Could you copy every line of the material below word for word, leaving out the pictures?

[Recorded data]
·····
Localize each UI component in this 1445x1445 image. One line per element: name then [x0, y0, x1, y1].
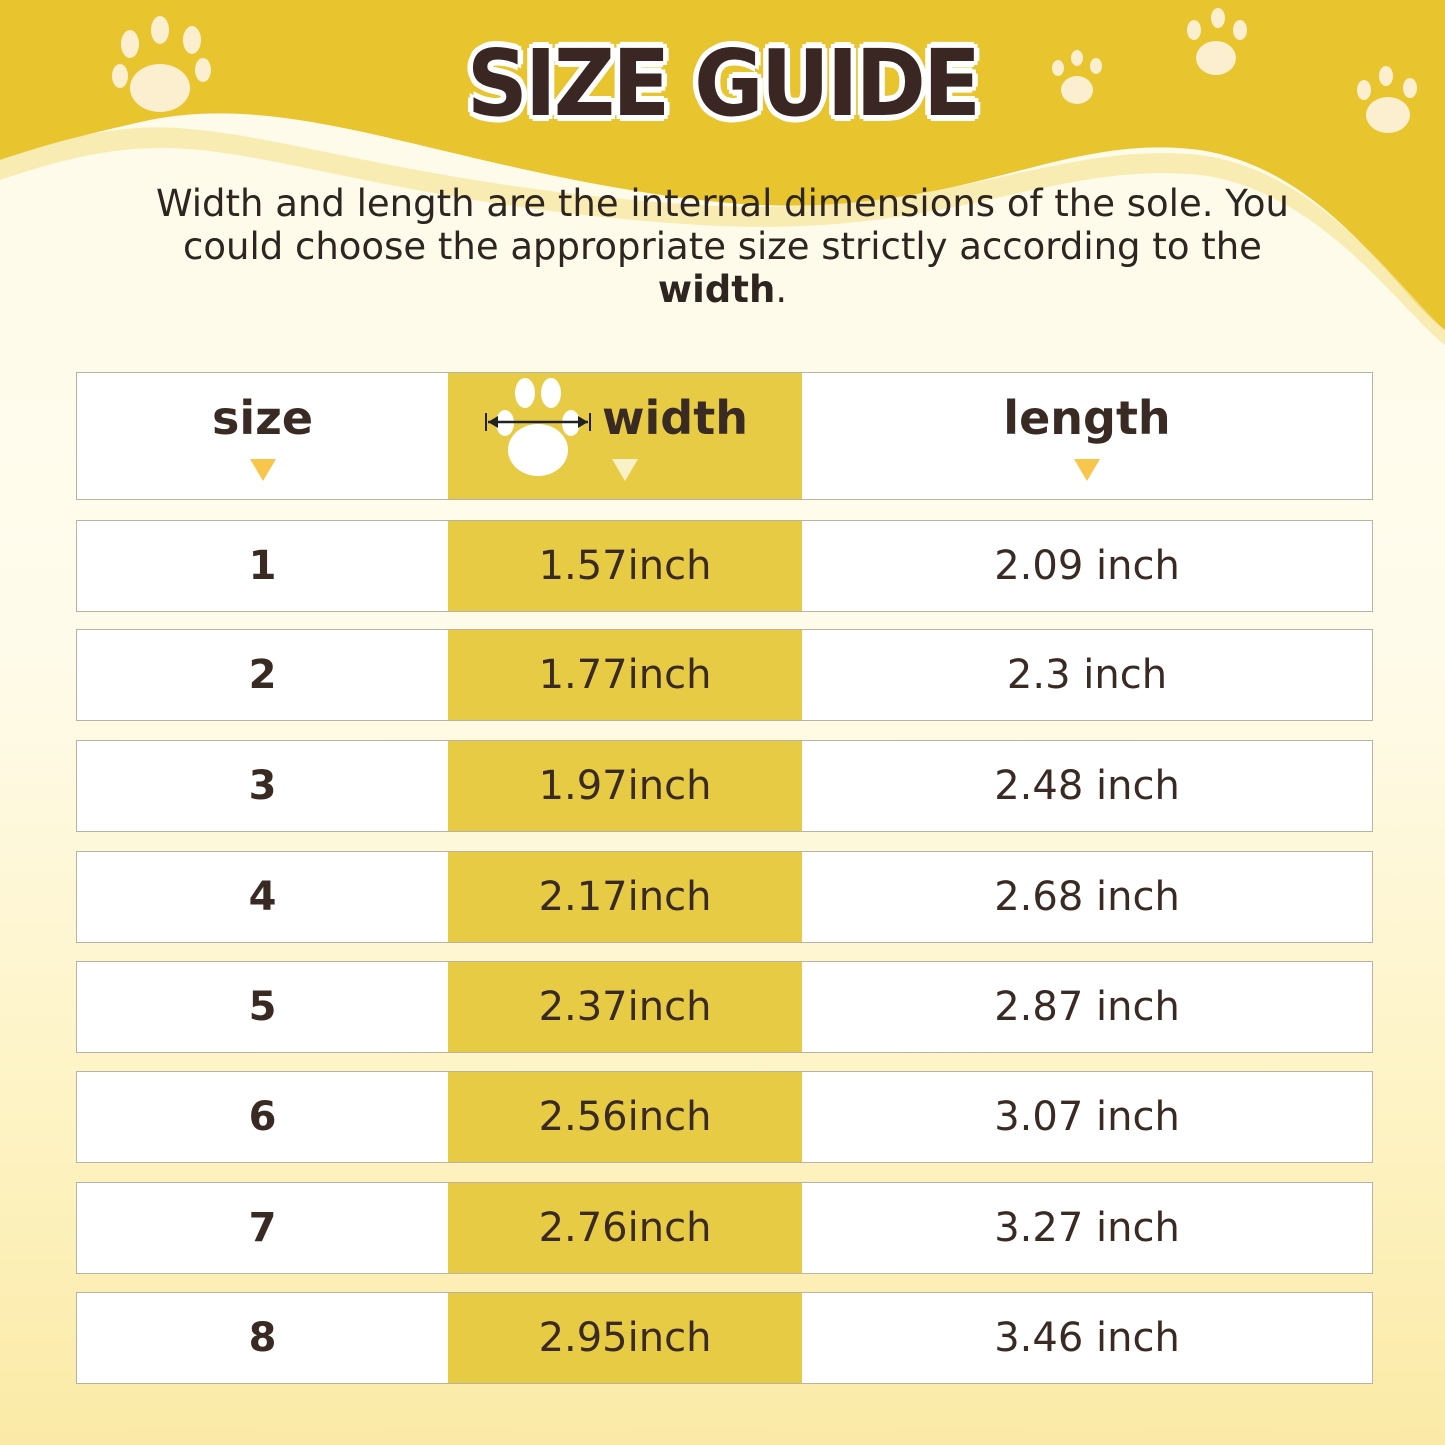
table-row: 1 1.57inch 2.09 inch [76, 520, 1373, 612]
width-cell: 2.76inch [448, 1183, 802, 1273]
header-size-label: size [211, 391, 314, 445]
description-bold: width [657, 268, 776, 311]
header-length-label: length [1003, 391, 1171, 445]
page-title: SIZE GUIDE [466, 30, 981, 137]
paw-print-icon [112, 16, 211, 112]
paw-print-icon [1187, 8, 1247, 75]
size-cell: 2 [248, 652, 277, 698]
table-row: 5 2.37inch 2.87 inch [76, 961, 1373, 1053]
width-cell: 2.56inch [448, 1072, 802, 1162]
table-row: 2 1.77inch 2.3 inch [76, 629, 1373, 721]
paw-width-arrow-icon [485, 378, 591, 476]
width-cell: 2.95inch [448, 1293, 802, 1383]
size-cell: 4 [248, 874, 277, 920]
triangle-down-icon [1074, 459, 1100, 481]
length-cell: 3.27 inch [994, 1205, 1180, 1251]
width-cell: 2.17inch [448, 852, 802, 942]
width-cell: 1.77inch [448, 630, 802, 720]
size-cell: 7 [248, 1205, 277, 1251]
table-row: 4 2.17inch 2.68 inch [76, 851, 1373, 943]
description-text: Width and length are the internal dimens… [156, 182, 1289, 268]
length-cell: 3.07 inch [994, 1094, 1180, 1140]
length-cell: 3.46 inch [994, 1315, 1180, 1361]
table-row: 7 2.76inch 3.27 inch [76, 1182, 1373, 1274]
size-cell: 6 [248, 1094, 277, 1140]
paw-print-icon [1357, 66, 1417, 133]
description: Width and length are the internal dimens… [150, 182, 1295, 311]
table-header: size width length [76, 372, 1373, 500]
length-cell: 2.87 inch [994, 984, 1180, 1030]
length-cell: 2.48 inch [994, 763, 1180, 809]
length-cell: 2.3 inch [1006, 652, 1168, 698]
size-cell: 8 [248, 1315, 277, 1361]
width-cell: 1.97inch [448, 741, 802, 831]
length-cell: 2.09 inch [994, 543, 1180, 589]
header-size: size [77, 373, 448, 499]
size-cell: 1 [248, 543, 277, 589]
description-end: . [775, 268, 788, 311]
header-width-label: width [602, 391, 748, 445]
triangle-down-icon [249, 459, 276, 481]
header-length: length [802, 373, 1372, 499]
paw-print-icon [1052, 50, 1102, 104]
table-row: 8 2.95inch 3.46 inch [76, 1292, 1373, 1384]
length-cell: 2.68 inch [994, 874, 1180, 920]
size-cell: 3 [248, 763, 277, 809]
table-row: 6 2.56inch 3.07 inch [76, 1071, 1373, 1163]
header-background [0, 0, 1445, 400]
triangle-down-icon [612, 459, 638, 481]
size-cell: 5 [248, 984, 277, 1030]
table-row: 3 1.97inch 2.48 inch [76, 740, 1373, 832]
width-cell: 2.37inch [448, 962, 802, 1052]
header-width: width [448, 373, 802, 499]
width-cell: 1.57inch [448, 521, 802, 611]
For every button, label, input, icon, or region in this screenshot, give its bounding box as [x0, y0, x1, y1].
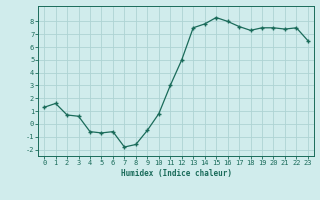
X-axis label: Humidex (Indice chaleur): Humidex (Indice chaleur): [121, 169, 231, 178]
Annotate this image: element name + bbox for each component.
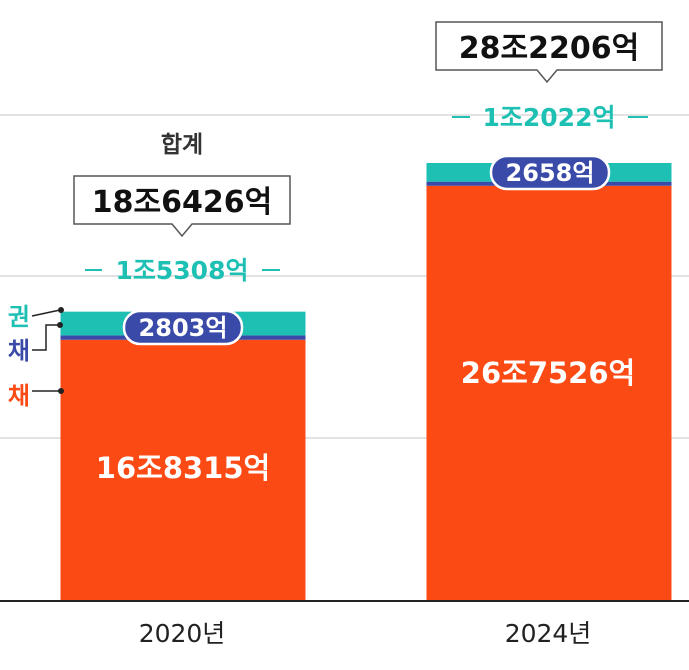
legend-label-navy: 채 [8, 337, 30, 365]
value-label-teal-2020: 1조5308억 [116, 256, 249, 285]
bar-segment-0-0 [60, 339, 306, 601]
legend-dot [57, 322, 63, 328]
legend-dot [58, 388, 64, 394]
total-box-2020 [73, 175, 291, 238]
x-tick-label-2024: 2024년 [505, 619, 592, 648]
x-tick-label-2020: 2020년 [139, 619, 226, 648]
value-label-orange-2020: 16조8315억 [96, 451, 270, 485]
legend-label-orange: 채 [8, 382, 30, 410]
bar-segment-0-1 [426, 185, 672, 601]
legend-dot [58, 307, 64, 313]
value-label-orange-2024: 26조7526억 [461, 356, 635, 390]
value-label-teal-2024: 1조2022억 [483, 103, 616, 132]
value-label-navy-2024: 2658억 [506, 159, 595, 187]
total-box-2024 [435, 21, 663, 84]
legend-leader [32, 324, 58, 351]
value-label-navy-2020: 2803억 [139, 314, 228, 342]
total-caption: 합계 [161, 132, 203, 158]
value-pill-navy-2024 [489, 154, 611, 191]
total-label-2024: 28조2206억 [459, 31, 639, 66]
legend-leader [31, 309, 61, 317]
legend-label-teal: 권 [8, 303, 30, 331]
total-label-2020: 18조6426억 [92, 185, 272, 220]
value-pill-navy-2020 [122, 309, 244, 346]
·····
# [TASK SOLUTION]
Localize each UI component in this 1445x1445 image. One line per element: name then [x0, y0, x1, y1].
table-row: 1 1.57inch 2.09 inch [76, 520, 1373, 612]
width-cell: 2.76inch [448, 1183, 802, 1273]
header-size-label: size [211, 391, 314, 445]
description-bold: width [657, 268, 776, 311]
header-length-label: length [1003, 391, 1171, 445]
page-title: SIZE GUIDE [466, 30, 981, 137]
paw-print-icon [112, 16, 211, 112]
paw-print-icon [1187, 8, 1247, 75]
size-cell: 2 [248, 652, 277, 698]
table-row: 5 2.37inch 2.87 inch [76, 961, 1373, 1053]
width-cell: 2.56inch [448, 1072, 802, 1162]
table-row: 2 1.77inch 2.3 inch [76, 629, 1373, 721]
paw-width-arrow-icon [485, 378, 591, 476]
width-cell: 2.95inch [448, 1293, 802, 1383]
size-cell: 4 [248, 874, 277, 920]
triangle-down-icon [1074, 459, 1100, 481]
length-cell: 3.27 inch [994, 1205, 1180, 1251]
width-cell: 2.17inch [448, 852, 802, 942]
width-cell: 1.77inch [448, 630, 802, 720]
size-cell: 7 [248, 1205, 277, 1251]
table-row: 4 2.17inch 2.68 inch [76, 851, 1373, 943]
description-text: Width and length are the internal dimens… [156, 182, 1289, 268]
length-cell: 3.07 inch [994, 1094, 1180, 1140]
length-cell: 3.46 inch [994, 1315, 1180, 1361]
table-row: 7 2.76inch 3.27 inch [76, 1182, 1373, 1274]
size-cell: 6 [248, 1094, 277, 1140]
paw-print-icon [1357, 66, 1417, 133]
description: Width and length are the internal dimens… [150, 182, 1295, 311]
table-header: size width length [76, 372, 1373, 500]
length-cell: 2.87 inch [994, 984, 1180, 1030]
length-cell: 2.48 inch [994, 763, 1180, 809]
length-cell: 2.3 inch [1006, 652, 1168, 698]
size-cell: 8 [248, 1315, 277, 1361]
width-cell: 1.97inch [448, 741, 802, 831]
length-cell: 2.09 inch [994, 543, 1180, 589]
header-size: size [77, 373, 448, 499]
size-cell: 1 [248, 543, 277, 589]
description-end: . [775, 268, 788, 311]
header-width-label: width [602, 391, 748, 445]
triangle-down-icon [249, 459, 276, 481]
header-length: length [802, 373, 1372, 499]
paw-print-icon [1052, 50, 1102, 104]
table-row: 8 2.95inch 3.46 inch [76, 1292, 1373, 1384]
length-cell: 2.68 inch [994, 874, 1180, 920]
size-cell: 3 [248, 763, 277, 809]
table-row: 6 2.56inch 3.07 inch [76, 1071, 1373, 1163]
header-background [0, 0, 1445, 400]
triangle-down-icon [612, 459, 638, 481]
size-cell: 5 [248, 984, 277, 1030]
table-row: 3 1.97inch 2.48 inch [76, 740, 1373, 832]
width-cell: 2.37inch [448, 962, 802, 1052]
header-width: width [448, 373, 802, 499]
width-cell: 1.57inch [448, 521, 802, 611]
For every button, label, input, icon, or region in this screenshot, give its bounding box as [x0, y0, x1, y1].
X-axis label: Humidex (Indice chaleur): Humidex (Indice chaleur): [121, 169, 231, 178]
Annotate this image: element name + bbox for each component.
legend-label-navy: 채 [8, 337, 30, 365]
value-label-teal-2020: 1조5308억 [116, 256, 249, 285]
bar-segment-0-0 [60, 339, 306, 601]
legend-dot [57, 322, 63, 328]
legend-dot [58, 388, 64, 394]
total-box-2020 [73, 175, 291, 238]
x-tick-label-2024: 2024년 [505, 619, 592, 648]
x-tick-label-2020: 2020년 [139, 619, 226, 648]
value-label-orange-2020: 16조8315억 [96, 451, 270, 485]
legend-label-orange: 채 [8, 382, 30, 410]
bar-segment-0-1 [426, 185, 672, 601]
legend-dot [58, 307, 64, 313]
value-label-orange-2024: 26조7526억 [461, 356, 635, 390]
value-label-teal-2024: 1조2022억 [483, 103, 616, 132]
value-label-navy-2024: 2658억 [506, 159, 595, 187]
total-box-2024 [435, 21, 663, 84]
legend-leader [32, 324, 58, 351]
value-label-navy-2020: 2803억 [139, 314, 228, 342]
total-caption: 합계 [161, 132, 203, 158]
value-pill-navy-2024 [489, 154, 611, 191]
total-label-2024: 28조2206억 [459, 31, 639, 66]
legend-leader [31, 309, 61, 317]
legend-label-teal: 권 [8, 303, 30, 331]
total-label-2020: 18조6426억 [92, 185, 272, 220]
value-pill-navy-2020 [122, 309, 244, 346]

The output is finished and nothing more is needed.